Dataset entries —
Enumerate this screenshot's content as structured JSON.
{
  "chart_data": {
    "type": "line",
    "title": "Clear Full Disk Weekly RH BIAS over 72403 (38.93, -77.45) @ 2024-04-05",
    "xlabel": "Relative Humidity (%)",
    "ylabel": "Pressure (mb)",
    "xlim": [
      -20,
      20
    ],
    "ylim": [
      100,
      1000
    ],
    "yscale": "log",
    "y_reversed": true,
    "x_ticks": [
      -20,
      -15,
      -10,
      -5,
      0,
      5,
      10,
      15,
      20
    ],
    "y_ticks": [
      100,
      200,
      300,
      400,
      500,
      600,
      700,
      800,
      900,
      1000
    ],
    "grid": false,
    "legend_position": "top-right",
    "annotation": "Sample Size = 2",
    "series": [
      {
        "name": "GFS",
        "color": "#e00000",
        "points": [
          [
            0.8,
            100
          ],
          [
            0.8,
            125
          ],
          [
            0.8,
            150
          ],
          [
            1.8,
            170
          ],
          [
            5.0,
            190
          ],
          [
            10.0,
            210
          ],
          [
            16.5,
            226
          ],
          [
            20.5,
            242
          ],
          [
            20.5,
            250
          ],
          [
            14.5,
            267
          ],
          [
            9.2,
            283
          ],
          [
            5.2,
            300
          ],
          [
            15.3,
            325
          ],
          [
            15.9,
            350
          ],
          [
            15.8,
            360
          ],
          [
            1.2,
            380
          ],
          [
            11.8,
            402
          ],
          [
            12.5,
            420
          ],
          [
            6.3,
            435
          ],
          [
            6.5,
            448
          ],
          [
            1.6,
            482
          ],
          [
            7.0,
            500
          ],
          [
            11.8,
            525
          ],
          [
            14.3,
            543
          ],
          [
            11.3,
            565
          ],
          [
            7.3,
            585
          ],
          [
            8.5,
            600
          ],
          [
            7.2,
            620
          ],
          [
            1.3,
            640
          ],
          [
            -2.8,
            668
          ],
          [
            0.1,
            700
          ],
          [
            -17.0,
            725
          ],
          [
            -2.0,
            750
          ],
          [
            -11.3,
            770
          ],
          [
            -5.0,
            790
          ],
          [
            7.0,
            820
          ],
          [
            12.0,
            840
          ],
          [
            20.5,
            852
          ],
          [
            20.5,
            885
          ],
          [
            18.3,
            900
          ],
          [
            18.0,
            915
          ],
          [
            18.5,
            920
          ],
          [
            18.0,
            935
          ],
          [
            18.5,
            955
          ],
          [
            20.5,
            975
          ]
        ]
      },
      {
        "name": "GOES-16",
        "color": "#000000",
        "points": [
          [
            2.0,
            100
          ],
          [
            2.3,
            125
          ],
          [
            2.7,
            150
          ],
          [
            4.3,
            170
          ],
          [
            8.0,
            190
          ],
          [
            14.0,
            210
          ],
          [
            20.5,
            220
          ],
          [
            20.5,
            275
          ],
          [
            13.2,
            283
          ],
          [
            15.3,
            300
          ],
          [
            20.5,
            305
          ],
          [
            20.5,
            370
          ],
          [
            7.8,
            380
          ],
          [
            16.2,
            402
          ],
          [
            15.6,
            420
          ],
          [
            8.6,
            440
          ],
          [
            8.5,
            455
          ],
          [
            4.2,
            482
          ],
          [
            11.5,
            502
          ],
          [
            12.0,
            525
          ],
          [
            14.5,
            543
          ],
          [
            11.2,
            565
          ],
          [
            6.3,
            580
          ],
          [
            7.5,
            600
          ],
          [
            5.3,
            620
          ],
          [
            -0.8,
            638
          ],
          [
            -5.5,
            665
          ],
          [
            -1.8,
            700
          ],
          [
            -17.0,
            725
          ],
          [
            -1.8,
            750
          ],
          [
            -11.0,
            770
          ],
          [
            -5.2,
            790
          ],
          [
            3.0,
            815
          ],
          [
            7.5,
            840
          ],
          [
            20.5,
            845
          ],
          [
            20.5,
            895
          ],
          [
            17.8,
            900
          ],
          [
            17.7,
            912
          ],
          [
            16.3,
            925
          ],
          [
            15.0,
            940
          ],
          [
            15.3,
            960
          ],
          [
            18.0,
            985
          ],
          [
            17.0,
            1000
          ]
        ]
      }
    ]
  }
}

Work to do —
Faithfully reproduce all of the records, character for character.

Exercise result —
Enumerate this screenshot's content as structured JSON.
{
  "chart_data": {
    "type": "line",
    "title": "Clear Full Disk Weekly RH BIAS over 72403 (38.93, -77.45) @ 2024-04-05",
    "xlabel": "Relative Humidity (%)",
    "ylabel": "Pressure (mb)",
    "xlim": [
      -20,
      20
    ],
    "ylim": [
      100,
      1000
    ],
    "yscale": "log",
    "y_reversed": true,
    "x_ticks": [
      -20,
      -15,
      -10,
      -5,
      0,
      5,
      10,
      15,
      20
    ],
    "y_ticks": [
      100,
      200,
      300,
      400,
      500,
      600,
      700,
      800,
      900,
      1000
    ],
    "grid": false,
    "legend_position": "top-right",
    "annotation": "Sample Size = 2",
    "series": [
      {
        "name": "GFS",
        "color": "#e00000",
        "points": [
          [
            0.8,
            100
          ],
          [
            0.8,
            125
          ],
          [
            0.8,
            150
          ],
          [
            1.8,
            170
          ],
          [
            5.0,
            190
          ],
          [
            10.0,
            210
          ],
          [
            16.5,
            226
          ],
          [
            20.5,
            242
          ],
          [
            20.5,
            250
          ],
          [
            14.5,
            267
          ],
          [
            9.2,
            283
          ],
          [
            5.2,
            300
          ],
          [
            15.3,
            325
          ],
          [
            15.9,
            350
          ],
          [
            15.8,
            360
          ],
          [
            1.2,
            380
          ],
          [
            11.8,
            402
          ],
          [
            12.5,
            420
          ],
          [
            6.3,
            435
          ],
          [
            6.5,
            448
          ],
          [
            1.6,
            482
          ],
          [
            7.0,
            500
          ],
          [
            11.8,
            525
          ],
          [
            14.3,
            543
          ],
          [
            11.3,
            565
          ],
          [
            7.3,
            585
          ],
          [
            8.5,
            600
          ],
          [
            7.2,
            620
          ],
          [
            1.3,
            640
          ],
          [
            -2.8,
            668
          ],
          [
            0.1,
            700
          ],
          [
            -17.0,
            725
          ],
          [
            -2.0,
            750
          ],
          [
            -11.3,
            770
          ],
          [
            -5.0,
            790
          ],
          [
            7.0,
            820
          ],
          [
            12.0,
            840
          ],
          [
            20.5,
            852
          ],
          [
            20.5,
            885
          ],
          [
            18.3,
            900
          ],
          [
            18.0,
            915
          ],
          [
            18.5,
            920
          ],
          [
            18.0,
            935
          ],
          [
            18.5,
            955
          ],
          [
            20.5,
            975
          ]
        ]
      },
      {
        "name": "GOES-16",
        "color": "#000000",
        "points": [
          [
            2.0,
            100
          ],
          [
            2.3,
            125
          ],
          [
            2.7,
            150
          ],
          [
            4.3,
            170
          ],
          [
            8.0,
            190
          ],
          [
            14.0,
            210
          ],
          [
            20.5,
            220
          ],
          [
            20.5,
            275
          ],
          [
            13.2,
            283
          ],
          [
            15.3,
            300
          ],
          [
            20.5,
            305
          ],
          [
            20.5,
            370
          ],
          [
            7.8,
            380
          ],
          [
            16.2,
            402
          ],
          [
            15.6,
            420
          ],
          [
            8.6,
            440
          ],
          [
            8.5,
            455
          ],
          [
            4.2,
            482
          ],
          [
            11.5,
            502
          ],
          [
            12.0,
            525
          ],
          [
            14.5,
            543
          ],
          [
            11.2,
            565
          ],
          [
            6.3,
            580
          ],
          [
            7.5,
            600
          ],
          [
            5.3,
            620
          ],
          [
            -0.8,
            638
          ],
          [
            -5.5,
            665
          ],
          [
            -1.8,
            700
          ],
          [
            -17.0,
            725
          ],
          [
            -1.8,
            750
          ],
          [
            -11.0,
            770
          ],
          [
            -5.2,
            790
          ],
          [
            3.0,
            815
          ],
          [
            7.5,
            840
          ],
          [
            20.5,
            845
          ],
          [
            20.5,
            895
          ],
          [
            17.8,
            900
          ],
          [
            17.7,
            912
          ],
          [
            16.3,
            925
          ],
          [
            15.0,
            940
          ],
          [
            15.3,
            960
          ],
          [
            18.0,
            985
          ],
          [
            17.0,
            1000
          ]
        ]
      }
    ]
  }
}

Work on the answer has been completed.